Required work. Look through the data below and report how many lines include "background". Only the number should be given.

— BEGIN —

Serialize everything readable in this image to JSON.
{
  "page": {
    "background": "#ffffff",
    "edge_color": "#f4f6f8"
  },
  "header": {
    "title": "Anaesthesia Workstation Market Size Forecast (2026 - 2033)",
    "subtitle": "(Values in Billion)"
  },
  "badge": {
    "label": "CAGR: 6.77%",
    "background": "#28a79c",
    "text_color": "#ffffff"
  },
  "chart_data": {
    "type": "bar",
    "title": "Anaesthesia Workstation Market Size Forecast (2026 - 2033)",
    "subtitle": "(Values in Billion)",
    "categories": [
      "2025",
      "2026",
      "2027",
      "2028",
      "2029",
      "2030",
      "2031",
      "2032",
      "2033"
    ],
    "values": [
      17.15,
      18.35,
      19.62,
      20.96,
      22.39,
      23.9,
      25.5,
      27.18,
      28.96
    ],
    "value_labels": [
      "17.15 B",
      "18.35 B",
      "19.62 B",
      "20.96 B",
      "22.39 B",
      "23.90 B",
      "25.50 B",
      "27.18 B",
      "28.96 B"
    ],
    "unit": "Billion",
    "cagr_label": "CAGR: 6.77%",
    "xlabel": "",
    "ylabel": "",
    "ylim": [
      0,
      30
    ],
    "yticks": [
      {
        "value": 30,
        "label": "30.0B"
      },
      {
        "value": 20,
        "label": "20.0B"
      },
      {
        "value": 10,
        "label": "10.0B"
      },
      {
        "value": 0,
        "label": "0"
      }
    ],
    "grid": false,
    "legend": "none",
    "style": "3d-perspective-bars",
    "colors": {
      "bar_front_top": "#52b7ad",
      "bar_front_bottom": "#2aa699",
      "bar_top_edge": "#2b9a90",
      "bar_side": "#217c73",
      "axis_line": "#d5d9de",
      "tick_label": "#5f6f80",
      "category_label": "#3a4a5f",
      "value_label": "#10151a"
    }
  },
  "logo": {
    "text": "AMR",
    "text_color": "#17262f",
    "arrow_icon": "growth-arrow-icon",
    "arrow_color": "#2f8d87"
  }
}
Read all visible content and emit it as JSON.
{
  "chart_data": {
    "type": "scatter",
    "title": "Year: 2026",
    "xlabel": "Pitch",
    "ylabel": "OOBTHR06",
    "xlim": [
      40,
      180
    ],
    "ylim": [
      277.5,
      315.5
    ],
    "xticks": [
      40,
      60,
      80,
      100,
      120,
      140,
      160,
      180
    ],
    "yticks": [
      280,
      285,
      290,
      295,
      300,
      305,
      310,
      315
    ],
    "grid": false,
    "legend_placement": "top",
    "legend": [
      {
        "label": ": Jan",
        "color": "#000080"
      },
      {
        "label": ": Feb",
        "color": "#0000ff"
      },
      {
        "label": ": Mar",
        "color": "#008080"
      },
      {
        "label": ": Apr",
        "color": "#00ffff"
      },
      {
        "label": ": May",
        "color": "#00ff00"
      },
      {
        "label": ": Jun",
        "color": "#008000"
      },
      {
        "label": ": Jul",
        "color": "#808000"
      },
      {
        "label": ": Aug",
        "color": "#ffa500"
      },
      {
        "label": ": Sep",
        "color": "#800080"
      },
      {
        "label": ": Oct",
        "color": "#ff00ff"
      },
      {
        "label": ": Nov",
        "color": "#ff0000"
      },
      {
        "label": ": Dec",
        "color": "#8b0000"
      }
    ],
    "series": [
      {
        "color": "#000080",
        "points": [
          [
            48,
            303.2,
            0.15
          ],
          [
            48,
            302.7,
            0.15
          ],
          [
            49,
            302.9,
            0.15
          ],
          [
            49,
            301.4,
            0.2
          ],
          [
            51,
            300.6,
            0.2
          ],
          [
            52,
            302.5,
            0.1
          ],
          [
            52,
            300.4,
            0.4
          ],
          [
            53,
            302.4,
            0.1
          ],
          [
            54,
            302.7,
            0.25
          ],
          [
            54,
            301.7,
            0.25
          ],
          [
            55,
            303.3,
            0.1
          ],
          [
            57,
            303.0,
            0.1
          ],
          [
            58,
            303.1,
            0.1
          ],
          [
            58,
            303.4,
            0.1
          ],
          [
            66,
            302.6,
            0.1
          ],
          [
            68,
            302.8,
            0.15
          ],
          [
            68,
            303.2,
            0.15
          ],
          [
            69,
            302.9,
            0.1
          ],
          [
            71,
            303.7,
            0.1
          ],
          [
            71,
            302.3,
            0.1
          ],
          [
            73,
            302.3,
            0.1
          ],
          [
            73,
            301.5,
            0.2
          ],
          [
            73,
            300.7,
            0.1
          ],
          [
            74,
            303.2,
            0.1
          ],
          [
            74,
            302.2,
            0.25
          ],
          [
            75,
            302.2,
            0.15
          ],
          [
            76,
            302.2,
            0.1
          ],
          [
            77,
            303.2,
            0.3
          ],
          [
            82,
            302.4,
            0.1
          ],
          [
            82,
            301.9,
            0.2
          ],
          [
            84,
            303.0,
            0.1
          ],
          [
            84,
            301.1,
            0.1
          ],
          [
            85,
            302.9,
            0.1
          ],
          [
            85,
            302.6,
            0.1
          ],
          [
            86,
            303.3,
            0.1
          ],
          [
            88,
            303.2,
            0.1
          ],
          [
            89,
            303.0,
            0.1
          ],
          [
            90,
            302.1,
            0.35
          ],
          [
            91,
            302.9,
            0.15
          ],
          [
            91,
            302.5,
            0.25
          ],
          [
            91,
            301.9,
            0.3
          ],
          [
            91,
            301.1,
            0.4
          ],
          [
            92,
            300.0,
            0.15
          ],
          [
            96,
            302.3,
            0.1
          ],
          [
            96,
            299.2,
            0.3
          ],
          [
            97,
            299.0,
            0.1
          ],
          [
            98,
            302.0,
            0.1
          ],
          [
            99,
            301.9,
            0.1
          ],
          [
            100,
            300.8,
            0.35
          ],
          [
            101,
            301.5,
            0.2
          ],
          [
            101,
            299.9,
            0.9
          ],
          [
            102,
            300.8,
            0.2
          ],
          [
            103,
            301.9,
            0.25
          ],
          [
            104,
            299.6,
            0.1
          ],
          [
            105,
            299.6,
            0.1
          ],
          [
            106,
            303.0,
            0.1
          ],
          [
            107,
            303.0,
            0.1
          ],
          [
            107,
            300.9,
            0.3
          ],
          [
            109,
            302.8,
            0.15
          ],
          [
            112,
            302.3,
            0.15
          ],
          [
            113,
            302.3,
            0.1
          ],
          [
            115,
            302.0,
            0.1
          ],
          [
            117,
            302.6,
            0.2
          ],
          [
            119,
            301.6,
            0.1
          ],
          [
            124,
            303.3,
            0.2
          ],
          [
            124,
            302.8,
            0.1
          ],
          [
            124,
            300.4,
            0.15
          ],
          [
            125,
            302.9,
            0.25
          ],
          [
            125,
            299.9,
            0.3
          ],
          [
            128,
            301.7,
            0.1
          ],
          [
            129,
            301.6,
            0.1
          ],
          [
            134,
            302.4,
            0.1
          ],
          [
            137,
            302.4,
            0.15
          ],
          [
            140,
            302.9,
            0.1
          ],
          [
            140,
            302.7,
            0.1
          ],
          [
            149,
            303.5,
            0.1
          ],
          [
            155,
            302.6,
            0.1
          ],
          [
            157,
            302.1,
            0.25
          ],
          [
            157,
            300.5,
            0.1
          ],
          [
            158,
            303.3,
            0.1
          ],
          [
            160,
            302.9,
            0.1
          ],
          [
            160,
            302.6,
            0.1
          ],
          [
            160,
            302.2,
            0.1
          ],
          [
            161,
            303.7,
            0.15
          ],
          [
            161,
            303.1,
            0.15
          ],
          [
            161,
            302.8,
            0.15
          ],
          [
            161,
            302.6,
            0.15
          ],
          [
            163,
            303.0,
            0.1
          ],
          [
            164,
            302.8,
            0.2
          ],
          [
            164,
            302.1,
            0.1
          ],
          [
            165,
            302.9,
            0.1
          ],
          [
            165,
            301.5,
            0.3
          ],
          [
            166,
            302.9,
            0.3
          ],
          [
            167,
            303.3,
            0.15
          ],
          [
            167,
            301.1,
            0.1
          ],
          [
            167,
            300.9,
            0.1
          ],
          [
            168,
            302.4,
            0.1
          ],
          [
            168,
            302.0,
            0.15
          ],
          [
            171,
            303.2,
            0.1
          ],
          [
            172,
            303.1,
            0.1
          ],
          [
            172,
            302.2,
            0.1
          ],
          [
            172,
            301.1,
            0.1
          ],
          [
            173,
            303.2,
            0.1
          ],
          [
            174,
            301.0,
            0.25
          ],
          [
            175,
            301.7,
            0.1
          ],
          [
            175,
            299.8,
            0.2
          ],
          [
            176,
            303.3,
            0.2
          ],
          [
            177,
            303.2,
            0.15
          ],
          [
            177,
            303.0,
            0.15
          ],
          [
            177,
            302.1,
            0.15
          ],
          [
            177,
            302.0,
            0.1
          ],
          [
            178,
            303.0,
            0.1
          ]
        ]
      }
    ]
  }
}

— END —

Task answer. 2